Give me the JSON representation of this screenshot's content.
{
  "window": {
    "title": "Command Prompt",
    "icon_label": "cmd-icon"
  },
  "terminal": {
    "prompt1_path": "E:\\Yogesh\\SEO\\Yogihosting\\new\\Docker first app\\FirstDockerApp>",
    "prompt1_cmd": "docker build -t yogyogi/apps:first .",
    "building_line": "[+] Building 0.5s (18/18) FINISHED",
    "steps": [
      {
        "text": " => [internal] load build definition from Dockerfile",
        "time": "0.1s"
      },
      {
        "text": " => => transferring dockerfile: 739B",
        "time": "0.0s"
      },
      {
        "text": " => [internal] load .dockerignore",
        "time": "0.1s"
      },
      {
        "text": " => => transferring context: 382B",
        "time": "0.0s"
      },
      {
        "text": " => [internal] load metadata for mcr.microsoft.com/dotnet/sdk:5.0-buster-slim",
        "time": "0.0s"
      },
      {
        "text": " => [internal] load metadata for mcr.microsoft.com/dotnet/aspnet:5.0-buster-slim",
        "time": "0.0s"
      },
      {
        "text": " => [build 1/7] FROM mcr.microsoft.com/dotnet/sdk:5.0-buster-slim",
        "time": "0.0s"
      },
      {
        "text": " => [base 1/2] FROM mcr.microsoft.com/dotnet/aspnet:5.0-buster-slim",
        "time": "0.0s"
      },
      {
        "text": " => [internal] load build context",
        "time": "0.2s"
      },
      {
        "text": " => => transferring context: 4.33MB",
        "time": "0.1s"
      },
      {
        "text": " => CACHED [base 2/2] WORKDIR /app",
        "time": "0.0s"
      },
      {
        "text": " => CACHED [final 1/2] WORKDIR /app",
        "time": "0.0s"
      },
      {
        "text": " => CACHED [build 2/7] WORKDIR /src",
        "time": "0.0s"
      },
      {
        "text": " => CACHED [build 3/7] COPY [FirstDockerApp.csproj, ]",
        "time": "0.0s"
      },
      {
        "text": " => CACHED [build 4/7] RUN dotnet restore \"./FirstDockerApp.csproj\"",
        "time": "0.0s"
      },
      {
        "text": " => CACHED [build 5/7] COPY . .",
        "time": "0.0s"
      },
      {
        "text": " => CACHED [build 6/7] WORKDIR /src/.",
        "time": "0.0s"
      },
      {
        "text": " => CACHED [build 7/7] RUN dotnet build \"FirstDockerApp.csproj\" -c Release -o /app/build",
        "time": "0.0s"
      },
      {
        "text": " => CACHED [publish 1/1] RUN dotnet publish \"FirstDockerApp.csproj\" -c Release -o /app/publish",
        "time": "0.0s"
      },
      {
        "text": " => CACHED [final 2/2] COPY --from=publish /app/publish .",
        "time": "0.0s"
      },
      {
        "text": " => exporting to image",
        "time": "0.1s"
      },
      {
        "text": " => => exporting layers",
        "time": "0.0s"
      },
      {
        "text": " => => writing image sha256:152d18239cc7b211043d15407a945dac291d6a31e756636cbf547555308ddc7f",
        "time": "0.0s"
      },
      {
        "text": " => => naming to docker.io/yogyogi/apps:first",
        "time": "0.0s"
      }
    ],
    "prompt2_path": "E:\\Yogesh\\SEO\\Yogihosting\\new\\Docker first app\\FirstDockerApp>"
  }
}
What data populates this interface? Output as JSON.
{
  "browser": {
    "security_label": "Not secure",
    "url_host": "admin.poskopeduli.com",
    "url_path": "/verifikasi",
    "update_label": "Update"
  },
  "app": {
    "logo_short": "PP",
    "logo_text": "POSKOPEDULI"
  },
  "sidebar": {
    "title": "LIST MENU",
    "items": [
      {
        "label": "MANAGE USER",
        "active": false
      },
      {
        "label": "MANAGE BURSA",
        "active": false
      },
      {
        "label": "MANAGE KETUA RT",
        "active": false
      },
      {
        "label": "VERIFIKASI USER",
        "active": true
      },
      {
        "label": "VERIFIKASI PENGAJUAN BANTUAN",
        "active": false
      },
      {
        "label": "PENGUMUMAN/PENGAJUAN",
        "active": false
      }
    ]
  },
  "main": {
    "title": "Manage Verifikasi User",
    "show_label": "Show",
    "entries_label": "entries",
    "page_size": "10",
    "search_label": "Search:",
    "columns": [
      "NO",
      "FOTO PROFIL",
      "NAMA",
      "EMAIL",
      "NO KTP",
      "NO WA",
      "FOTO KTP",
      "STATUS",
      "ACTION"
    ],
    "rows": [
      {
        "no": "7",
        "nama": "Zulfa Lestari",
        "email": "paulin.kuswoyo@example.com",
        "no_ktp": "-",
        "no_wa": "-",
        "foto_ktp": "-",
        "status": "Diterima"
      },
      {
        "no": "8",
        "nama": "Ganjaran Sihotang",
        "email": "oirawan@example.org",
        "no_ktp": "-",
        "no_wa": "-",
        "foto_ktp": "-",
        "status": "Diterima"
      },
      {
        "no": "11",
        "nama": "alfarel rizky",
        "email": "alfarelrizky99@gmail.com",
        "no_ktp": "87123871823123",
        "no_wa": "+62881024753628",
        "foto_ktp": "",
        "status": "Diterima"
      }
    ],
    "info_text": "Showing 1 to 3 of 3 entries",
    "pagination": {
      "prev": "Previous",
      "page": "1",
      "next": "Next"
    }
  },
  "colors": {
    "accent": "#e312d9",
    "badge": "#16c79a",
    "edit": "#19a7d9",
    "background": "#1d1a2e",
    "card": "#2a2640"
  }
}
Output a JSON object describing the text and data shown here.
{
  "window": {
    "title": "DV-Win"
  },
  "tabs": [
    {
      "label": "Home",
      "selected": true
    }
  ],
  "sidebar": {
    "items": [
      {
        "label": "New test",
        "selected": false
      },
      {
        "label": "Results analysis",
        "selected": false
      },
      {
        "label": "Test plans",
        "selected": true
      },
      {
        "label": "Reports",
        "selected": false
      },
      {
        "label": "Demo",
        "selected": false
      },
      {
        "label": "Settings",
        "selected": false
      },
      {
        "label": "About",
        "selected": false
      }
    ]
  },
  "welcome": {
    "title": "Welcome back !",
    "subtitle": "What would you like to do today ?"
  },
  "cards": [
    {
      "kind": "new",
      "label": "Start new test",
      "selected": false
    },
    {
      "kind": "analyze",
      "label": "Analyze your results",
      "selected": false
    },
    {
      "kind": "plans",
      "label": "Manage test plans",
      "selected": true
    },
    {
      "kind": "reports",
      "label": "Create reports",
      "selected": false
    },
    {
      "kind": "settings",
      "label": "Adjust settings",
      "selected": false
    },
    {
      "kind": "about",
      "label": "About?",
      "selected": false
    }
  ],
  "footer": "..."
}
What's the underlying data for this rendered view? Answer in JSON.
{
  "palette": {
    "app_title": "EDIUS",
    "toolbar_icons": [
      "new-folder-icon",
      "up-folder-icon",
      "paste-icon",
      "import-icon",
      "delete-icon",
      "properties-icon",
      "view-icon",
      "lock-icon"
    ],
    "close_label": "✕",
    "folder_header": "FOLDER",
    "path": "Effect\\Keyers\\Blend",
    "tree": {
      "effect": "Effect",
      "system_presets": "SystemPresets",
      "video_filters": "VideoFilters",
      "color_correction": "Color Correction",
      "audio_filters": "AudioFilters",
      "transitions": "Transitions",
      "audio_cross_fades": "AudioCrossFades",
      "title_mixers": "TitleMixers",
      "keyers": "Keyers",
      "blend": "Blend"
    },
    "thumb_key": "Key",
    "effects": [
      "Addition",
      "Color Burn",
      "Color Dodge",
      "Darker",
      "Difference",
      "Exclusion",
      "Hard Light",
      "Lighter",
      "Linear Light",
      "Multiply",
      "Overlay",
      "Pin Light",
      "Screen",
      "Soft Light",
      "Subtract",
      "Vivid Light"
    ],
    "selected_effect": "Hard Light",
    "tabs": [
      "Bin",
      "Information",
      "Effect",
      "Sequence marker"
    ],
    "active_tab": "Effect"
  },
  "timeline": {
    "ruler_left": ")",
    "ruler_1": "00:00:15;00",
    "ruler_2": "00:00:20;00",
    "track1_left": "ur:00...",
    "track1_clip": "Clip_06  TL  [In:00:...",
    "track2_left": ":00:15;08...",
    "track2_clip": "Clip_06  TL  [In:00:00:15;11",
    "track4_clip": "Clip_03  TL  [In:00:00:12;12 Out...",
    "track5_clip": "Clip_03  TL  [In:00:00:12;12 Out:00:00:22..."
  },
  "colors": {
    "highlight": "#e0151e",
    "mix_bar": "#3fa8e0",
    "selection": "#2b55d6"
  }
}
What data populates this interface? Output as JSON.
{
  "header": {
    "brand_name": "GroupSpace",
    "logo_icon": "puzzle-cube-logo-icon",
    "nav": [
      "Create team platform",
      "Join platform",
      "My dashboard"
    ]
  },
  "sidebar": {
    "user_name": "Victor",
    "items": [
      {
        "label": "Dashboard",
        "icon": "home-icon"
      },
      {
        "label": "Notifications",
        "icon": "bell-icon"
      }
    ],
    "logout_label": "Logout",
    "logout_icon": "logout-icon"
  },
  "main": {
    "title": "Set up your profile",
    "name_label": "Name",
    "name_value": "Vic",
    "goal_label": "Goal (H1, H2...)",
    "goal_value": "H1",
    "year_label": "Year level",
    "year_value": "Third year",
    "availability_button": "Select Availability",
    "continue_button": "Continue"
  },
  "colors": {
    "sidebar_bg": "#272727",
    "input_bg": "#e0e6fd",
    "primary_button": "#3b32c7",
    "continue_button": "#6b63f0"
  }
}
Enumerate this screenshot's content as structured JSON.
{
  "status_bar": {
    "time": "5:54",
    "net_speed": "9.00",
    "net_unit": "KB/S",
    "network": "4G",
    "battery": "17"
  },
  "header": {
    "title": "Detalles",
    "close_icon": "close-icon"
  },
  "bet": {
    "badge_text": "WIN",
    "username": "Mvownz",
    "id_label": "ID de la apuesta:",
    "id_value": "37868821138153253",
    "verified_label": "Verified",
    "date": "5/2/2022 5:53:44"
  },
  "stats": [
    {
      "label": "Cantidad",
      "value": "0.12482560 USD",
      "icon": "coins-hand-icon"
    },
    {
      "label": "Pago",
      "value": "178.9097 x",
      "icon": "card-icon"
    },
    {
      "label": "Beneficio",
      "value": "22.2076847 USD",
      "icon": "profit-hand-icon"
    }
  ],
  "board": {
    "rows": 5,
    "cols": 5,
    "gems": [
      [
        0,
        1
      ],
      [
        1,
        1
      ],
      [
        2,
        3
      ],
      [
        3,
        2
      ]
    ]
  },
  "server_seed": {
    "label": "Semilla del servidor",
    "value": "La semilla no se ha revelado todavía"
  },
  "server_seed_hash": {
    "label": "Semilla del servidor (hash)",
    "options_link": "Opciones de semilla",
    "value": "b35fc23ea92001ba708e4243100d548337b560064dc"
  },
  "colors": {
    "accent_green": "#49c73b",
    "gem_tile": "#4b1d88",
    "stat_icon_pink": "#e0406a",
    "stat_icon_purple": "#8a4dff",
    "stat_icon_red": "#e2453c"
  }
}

• To be done: Check each line of the records for the word "Yogesh", and show the lines that contain it.

• Worked solution:
    "prompt1_path": "E:\\Yogesh\\SEO\\Yogihosting\\new\\Docker first app\\FirstDockerApp>",
    "prompt2_path": "E:\\Yogesh\\SEO\\Yogihosting\\new\\Docker first app\\FirstDockerApp>"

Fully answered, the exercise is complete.